• _Given request_:
Only the number is wanted: how many lines contain the word "height"?

• _Supplied records_:
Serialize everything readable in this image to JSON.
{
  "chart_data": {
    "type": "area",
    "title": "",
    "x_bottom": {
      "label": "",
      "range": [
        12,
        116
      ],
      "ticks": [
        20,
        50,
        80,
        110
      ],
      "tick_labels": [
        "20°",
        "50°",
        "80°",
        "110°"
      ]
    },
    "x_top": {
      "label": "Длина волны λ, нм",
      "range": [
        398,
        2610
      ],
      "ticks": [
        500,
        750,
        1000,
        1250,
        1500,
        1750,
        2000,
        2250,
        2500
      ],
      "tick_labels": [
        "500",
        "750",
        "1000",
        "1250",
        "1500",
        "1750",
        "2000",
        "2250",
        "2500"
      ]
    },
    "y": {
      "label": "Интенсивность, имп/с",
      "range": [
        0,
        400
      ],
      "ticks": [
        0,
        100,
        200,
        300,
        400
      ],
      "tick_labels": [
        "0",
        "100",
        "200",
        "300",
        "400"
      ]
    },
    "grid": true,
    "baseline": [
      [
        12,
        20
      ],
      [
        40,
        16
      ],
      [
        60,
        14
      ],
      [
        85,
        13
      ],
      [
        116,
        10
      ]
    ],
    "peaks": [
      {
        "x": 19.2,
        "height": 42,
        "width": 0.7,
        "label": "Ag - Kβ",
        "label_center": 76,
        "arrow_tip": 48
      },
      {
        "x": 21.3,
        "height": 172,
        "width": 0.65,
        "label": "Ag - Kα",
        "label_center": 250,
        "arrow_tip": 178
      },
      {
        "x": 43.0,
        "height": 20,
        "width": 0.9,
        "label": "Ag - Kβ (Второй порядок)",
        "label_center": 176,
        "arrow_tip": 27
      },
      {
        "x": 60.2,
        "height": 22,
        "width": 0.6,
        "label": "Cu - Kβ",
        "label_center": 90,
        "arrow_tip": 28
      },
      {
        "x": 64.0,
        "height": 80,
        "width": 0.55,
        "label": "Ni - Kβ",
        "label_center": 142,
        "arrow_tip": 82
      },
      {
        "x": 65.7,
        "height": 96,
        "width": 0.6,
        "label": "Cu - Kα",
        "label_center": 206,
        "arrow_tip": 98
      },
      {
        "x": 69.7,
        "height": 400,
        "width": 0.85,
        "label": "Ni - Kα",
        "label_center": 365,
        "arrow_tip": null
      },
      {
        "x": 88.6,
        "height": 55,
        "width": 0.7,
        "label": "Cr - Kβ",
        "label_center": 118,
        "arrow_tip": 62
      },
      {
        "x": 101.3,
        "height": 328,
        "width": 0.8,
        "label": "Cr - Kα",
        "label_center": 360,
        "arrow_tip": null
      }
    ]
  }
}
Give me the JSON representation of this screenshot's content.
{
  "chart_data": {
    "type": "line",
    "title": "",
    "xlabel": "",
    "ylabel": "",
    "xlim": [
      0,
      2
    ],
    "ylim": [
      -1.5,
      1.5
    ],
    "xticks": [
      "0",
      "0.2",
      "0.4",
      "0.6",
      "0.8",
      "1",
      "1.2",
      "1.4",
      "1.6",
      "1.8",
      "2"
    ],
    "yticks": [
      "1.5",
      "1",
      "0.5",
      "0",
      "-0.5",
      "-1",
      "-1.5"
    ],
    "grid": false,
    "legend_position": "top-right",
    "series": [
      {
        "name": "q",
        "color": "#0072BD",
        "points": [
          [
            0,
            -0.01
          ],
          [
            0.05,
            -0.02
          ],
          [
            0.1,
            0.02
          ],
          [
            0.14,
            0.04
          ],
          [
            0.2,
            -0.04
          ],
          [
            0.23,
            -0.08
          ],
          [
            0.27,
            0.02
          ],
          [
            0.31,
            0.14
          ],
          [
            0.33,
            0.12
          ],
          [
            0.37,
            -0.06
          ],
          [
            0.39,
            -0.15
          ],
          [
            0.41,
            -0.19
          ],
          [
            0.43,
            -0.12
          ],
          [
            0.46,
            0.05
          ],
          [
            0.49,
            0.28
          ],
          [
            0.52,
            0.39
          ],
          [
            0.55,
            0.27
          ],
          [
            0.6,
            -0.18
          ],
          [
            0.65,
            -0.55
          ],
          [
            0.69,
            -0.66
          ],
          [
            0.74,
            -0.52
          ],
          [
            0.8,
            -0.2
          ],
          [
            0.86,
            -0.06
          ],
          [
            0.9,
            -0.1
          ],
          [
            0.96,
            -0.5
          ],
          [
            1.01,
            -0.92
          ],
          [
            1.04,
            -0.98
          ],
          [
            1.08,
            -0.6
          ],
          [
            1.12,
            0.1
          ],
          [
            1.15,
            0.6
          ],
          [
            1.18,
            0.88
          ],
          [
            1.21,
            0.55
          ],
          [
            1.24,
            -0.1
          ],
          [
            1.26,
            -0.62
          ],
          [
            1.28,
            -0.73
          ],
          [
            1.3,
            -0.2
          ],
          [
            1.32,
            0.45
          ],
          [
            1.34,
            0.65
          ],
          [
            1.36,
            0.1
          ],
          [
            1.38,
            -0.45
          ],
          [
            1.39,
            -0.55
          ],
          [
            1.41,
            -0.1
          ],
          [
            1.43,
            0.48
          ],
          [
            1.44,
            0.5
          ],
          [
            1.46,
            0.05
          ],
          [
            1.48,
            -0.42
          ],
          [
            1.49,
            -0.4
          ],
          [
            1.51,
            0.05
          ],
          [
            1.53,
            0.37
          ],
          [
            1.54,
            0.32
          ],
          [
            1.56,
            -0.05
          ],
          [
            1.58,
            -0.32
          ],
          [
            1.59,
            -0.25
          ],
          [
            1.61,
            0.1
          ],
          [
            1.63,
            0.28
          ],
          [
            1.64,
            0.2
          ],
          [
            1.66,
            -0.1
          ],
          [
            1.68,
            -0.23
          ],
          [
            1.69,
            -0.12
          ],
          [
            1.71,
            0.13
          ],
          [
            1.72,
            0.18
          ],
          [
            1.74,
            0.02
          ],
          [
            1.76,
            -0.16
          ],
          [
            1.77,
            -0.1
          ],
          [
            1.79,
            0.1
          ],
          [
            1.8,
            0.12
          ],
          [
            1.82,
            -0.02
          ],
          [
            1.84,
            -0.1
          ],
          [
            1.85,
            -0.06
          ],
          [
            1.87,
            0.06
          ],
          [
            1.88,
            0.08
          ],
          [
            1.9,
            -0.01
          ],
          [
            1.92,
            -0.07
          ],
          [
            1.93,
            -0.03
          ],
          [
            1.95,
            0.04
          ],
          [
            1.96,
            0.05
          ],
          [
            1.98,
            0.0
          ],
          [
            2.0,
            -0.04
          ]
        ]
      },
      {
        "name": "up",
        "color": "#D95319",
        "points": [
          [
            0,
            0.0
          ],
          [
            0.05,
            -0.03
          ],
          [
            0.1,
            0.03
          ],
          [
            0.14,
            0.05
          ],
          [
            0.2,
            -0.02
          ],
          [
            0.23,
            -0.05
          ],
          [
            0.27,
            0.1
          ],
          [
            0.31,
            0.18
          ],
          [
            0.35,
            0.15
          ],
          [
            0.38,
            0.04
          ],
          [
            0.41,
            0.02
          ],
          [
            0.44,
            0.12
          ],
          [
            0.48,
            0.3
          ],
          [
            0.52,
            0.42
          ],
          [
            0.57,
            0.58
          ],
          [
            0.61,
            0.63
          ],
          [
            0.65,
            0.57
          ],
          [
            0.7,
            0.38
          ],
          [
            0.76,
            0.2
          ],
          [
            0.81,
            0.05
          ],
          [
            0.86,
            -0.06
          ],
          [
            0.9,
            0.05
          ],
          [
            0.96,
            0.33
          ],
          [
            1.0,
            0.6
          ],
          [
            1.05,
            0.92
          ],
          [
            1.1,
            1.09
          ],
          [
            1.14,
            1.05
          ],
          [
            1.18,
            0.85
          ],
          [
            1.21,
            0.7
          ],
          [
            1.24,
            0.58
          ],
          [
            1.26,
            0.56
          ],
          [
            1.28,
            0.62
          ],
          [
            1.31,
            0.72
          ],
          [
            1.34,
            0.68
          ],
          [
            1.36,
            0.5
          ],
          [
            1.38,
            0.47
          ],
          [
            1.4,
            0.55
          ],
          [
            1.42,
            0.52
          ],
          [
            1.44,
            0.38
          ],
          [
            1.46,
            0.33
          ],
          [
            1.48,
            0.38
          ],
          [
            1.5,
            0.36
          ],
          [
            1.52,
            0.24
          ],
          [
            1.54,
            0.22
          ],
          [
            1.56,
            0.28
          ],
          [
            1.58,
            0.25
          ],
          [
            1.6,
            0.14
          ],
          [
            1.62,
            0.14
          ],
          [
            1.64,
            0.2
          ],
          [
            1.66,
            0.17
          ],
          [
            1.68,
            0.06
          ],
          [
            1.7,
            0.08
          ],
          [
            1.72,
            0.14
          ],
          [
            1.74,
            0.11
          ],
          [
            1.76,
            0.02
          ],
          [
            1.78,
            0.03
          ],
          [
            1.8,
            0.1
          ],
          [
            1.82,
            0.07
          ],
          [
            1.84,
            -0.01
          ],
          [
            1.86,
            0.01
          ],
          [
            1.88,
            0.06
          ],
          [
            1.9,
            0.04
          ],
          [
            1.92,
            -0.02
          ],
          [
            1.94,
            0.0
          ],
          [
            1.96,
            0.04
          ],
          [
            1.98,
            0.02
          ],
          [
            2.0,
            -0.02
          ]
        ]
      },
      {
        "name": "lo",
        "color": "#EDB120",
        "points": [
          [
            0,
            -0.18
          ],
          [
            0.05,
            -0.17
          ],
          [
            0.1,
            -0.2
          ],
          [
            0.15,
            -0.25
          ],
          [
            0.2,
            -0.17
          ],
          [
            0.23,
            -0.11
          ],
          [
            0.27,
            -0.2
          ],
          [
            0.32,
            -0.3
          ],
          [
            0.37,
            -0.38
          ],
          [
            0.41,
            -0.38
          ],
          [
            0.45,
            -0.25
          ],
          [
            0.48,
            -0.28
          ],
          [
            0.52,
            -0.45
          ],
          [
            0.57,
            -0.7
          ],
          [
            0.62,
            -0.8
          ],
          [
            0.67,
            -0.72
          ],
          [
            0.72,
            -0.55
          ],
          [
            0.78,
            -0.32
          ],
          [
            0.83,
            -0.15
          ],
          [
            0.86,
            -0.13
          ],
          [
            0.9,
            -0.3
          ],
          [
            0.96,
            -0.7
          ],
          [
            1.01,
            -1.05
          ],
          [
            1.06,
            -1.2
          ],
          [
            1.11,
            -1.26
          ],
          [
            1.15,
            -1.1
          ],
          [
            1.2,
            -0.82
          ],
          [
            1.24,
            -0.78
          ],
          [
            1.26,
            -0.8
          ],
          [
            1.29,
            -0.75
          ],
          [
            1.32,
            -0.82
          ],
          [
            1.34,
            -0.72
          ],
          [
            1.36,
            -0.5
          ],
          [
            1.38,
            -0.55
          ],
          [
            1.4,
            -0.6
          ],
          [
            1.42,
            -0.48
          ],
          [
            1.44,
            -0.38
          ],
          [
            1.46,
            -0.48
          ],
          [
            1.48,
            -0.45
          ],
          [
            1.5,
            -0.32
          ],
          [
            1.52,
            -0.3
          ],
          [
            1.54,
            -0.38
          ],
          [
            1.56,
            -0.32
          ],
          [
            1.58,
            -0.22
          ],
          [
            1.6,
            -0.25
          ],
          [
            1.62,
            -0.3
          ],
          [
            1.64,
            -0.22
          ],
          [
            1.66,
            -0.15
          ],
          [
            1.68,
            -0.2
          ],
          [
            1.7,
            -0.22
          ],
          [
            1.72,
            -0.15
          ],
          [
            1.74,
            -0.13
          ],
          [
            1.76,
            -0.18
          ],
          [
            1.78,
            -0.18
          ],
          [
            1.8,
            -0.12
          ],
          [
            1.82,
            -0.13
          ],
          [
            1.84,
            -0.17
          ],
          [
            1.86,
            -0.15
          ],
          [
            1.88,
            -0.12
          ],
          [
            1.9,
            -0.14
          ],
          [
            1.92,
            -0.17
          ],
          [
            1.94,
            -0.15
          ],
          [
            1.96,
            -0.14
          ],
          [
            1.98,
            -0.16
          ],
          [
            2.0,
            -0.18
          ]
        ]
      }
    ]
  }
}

• _Written reply_:
9